*Exercise objective*:
Write out the whole of the material exactly.

[Start of Stored records]

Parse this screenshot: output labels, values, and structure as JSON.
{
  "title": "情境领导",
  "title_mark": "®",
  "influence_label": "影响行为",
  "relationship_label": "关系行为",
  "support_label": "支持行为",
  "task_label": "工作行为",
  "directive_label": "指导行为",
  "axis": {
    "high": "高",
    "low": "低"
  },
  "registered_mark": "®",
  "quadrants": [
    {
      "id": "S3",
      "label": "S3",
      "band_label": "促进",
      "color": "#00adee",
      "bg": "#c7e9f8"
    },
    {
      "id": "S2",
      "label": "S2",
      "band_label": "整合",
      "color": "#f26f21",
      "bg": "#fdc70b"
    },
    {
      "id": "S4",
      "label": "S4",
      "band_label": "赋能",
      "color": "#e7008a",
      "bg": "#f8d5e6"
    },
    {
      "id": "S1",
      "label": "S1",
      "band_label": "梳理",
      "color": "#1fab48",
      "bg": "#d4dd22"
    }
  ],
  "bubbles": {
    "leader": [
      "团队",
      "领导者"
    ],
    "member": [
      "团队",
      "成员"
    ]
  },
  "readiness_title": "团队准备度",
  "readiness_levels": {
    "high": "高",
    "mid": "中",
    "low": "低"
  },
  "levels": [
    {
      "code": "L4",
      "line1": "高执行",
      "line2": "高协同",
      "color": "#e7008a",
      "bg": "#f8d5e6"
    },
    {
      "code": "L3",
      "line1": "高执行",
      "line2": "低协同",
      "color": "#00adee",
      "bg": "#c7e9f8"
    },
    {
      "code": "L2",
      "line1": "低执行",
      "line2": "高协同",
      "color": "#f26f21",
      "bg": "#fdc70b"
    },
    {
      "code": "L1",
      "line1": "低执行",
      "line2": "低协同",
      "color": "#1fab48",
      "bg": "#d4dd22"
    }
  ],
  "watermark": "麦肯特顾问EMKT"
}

[End of Stored records]

*Answer for the task*:
Parse this screenshot: output labels, values, and structure as JSON.
{
  "title": "情境领导",
  "title_mark": "®",
  "influence_label": "影响行为",
  "relationship_label": "关系行为",
  "support_label": "支持行为",
  "task_label": "工作行为",
  "directive_label": "指导行为",
  "axis": {
    "high": "高",
    "low": "低"
  },
  "registered_mark": "®",
  "quadrants": [
    {
      "id": "S3",
      "label": "S3",
      "band_label": "促进",
      "color": "#00adee",
      "bg": "#c7e9f8"
    },
    {
      "id": "S2",
      "label": "S2",
      "band_label": "整合",
      "color": "#f26f21",
      "bg": "#fdc70b"
    },
    {
      "id": "S4",
      "label": "S4",
      "band_label": "赋能",
      "color": "#e7008a",
      "bg": "#f8d5e6"
    },
    {
      "id": "S1",
      "label": "S1",
      "band_label": "梳理",
      "color": "#1fab48",
      "bg": "#d4dd22"
    }
  ],
  "bubbles": {
    "leader": [
      "团队",
      "领导者"
    ],
    "member": [
      "团队",
      "成员"
    ]
  },
  "readiness_title": "团队准备度",
  "readiness_levels": {
    "high": "高",
    "mid": "中",
    "low": "低"
  },
  "levels": [
    {
      "code": "L4",
      "line1": "高执行",
      "line2": "高协同",
      "color": "#e7008a",
      "bg": "#f8d5e6"
    },
    {
      "code": "L3",
      "line1": "高执行",
      "line2": "低协同",
      "color": "#00adee",
      "bg": "#c7e9f8"
    },
    {
      "code": "L2",
      "line1": "低执行",
      "line2": "高协同",
      "color": "#f26f21",
      "bg": "#fdc70b"
    },
    {
      "code": "L1",
      "line1": "低执行",
      "line2": "低协同",
      "color": "#1fab48",
      "bg": "#d4dd22"
    }
  ],
  "watermark": "麦肯特顾问EMKT"
}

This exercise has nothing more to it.